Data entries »
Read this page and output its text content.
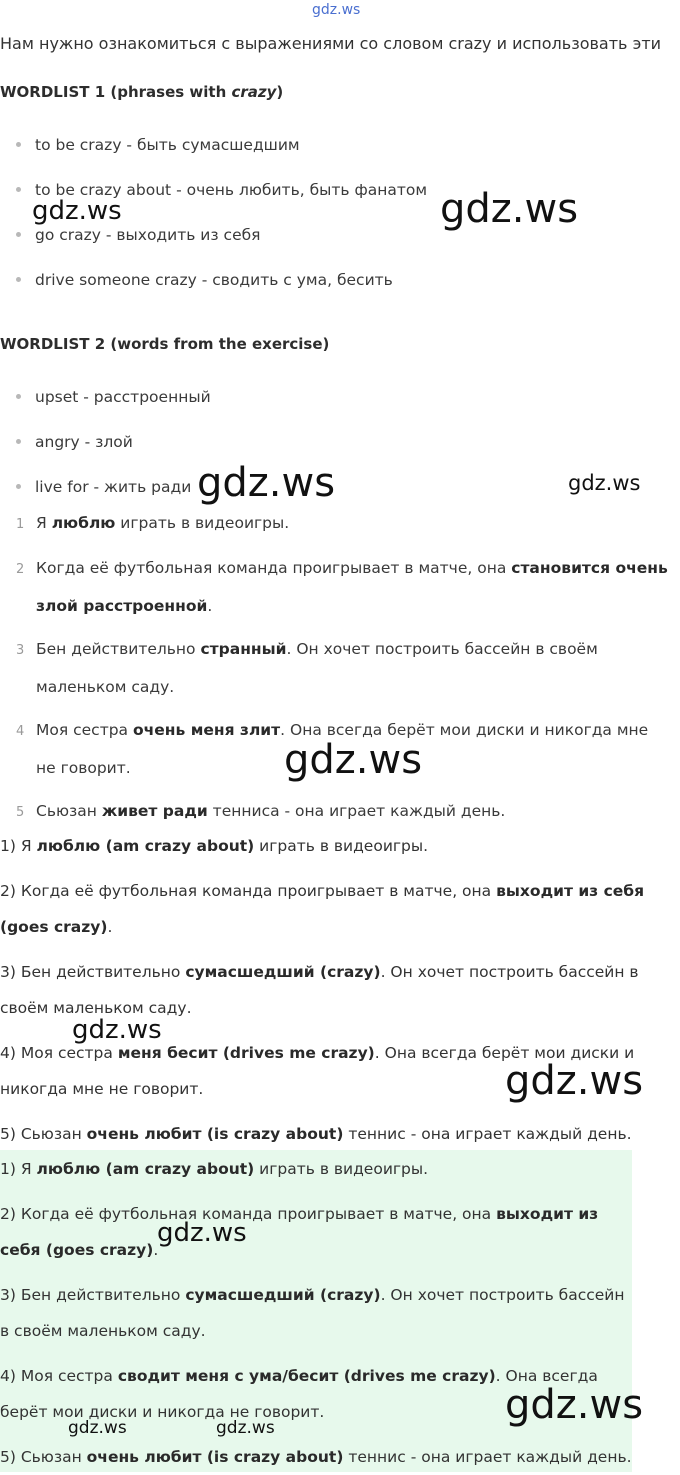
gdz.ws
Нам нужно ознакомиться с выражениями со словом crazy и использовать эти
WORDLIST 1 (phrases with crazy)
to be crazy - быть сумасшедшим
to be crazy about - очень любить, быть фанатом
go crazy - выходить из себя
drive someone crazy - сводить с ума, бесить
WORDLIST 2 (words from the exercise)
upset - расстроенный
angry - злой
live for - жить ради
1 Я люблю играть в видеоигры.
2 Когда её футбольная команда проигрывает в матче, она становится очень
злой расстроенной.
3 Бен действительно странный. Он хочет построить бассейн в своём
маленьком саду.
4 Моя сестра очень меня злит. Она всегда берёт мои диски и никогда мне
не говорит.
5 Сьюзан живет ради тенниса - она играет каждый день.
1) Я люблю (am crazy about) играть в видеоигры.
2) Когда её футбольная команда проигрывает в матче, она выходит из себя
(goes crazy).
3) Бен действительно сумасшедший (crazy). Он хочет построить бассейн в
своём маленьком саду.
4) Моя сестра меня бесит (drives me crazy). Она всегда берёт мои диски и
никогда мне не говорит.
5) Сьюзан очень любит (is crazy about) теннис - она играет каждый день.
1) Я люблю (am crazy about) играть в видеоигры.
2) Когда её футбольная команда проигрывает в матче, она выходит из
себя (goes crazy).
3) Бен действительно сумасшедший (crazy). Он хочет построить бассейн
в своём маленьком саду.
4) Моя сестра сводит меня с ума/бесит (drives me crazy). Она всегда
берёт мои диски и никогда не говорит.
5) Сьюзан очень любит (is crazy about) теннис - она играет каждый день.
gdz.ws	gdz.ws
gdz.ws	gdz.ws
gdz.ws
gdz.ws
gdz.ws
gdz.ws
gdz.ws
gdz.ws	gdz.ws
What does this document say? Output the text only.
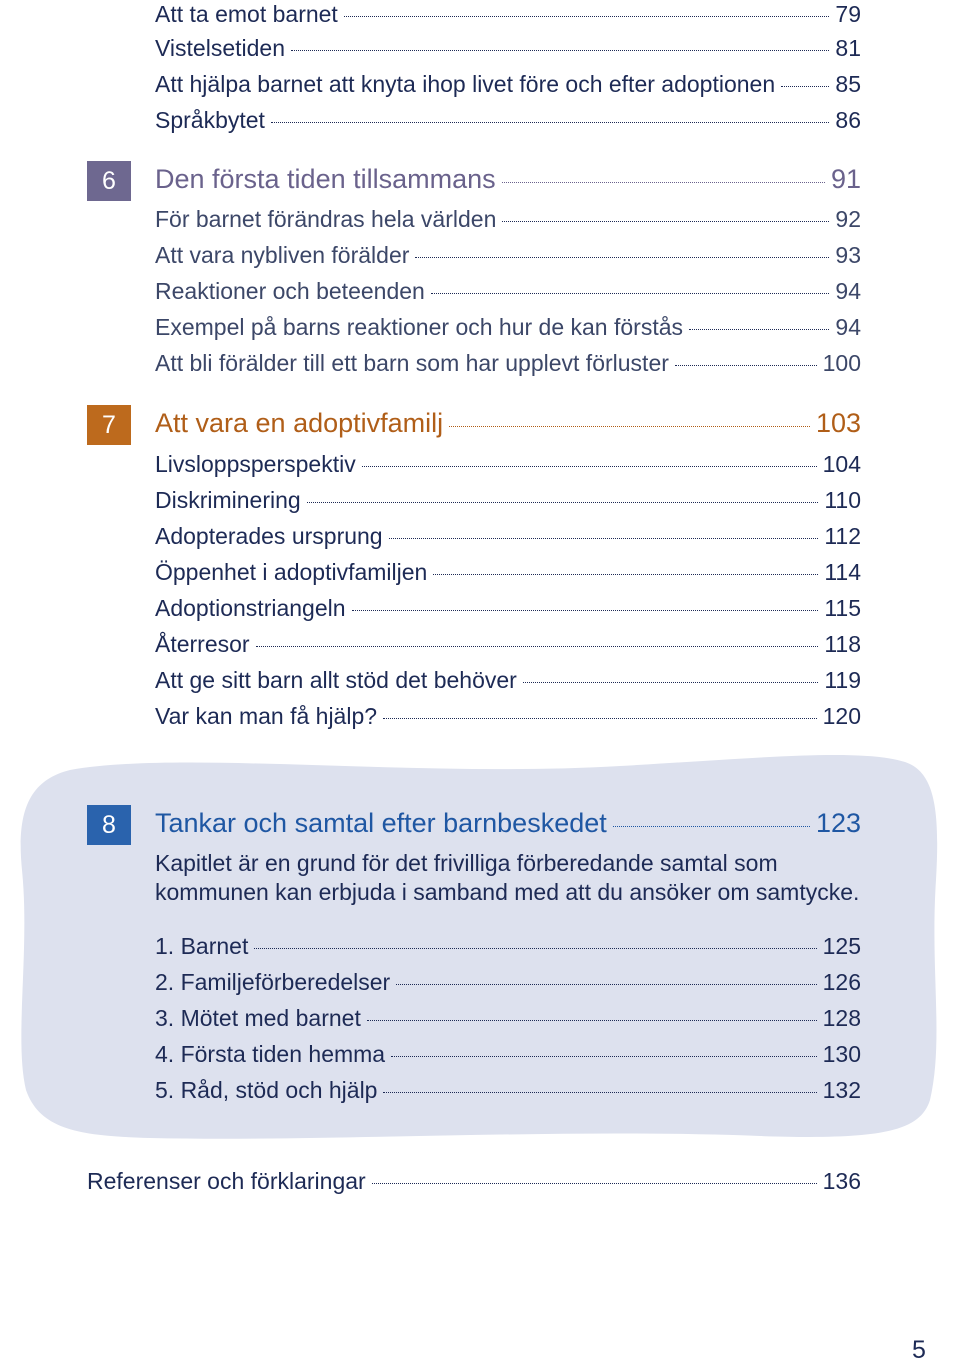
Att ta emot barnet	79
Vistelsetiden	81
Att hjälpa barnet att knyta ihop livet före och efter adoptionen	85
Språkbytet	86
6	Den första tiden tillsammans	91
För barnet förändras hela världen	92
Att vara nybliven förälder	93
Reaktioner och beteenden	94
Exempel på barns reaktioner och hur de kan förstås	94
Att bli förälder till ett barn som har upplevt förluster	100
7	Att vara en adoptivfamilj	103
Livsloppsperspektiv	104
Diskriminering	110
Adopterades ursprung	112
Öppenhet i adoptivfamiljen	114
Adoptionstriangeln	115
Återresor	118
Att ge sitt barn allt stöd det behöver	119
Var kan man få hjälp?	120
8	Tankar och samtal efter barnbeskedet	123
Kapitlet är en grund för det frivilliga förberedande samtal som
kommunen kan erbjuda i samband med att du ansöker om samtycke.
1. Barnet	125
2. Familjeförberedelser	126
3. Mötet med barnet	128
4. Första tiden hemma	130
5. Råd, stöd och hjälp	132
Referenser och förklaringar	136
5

Task »
Copy out each record shown above without alteration, skipping any picture.

Response for this exercise »
Read this page and output its text content.
gdz.ws
Нам нужно ознакомиться с выражениями со словом crazy и использовать эти
WORDLIST 1 (phrases with crazy)
to be crazy - быть сумасшедшим
to be crazy about - очень любить, быть фанатом
go crazy - выходить из себя
drive someone crazy - сводить с ума, бесить
WORDLIST 2 (words from the exercise)
upset - расстроенный
angry - злой
live for - жить ради
1 Я люблю играть в видеоигры.
2 Когда её футбольная команда проигрывает в матче, она становится очень
злой расстроенной.
3 Бен действительно странный. Он хочет построить бассейн в своём
маленьком саду.
4 Моя сестра очень меня злит. Она всегда берёт мои диски и никогда мне
не говорит.
5 Сьюзан живет ради тенниса - она играет каждый день.
1) Я люблю (am crazy about) играть в видеоигры.
2) Когда её футбольная команда проигрывает в матче, она выходит из себя
(goes crazy).
3) Бен действительно сумасшедший (crazy). Он хочет построить бассейн в
своём маленьком саду.
4) Моя сестра меня бесит (drives me crazy). Она всегда берёт мои диски и
никогда мне не говорит.
5) Сьюзан очень любит (is crazy about) теннис - она играет каждый день.
1) Я люблю (am crazy about) играть в видеоигры.
2) Когда её футбольная команда проигрывает в матче, она выходит из
себя (goes crazy).
3) Бен действительно сумасшедший (crazy). Он хочет построить бассейн
в своём маленьком саду.
4) Моя сестра сводит меня с ума/бесит (drives me crazy). Она всегда
берёт мои диски и никогда не говорит.
5) Сьюзан очень любит (is crazy about) теннис - она играет каждый день.
gdz.ws	gdz.ws
gdz.ws	gdz.ws
gdz.ws
gdz.ws
gdz.ws
gdz.ws
gdz.ws
gdz.ws	gdz.ws
What does this document say? Output the text only.
Att ta emot barnet	79
Vistelsetiden	81
Att hjälpa barnet att knyta ihop livet före och efter adoptionen	85
Språkbytet	86
6	Den första tiden tillsammans	91
För barnet förändras hela världen	92
Att vara nybliven förälder	93
Reaktioner och beteenden	94
Exempel på barns reaktioner och hur de kan förstås	94
Att bli förälder till ett barn som har upplevt förluster	100
7	Att vara en adoptivfamilj	103
Livsloppsperspektiv	104
Diskriminering	110
Adopterades ursprung	112
Öppenhet i adoptivfamiljen	114
Adoptionstriangeln	115
Återresor	118
Att ge sitt barn allt stöd det behöver	119
Var kan man få hjälp?	120
8	Tankar och samtal efter barnbeskedet	123
Kapitlet är en grund för det frivilliga förberedande samtal som
kommunen kan erbjuda i samband med att du ansöker om samtycke.
1. Barnet	125
2. Familjeförberedelser	126
3. Mötet med barnet	128
4. Första tiden hemma	130
5. Råd, stöd och hjälp	132
Referenser och förklaringar	136
5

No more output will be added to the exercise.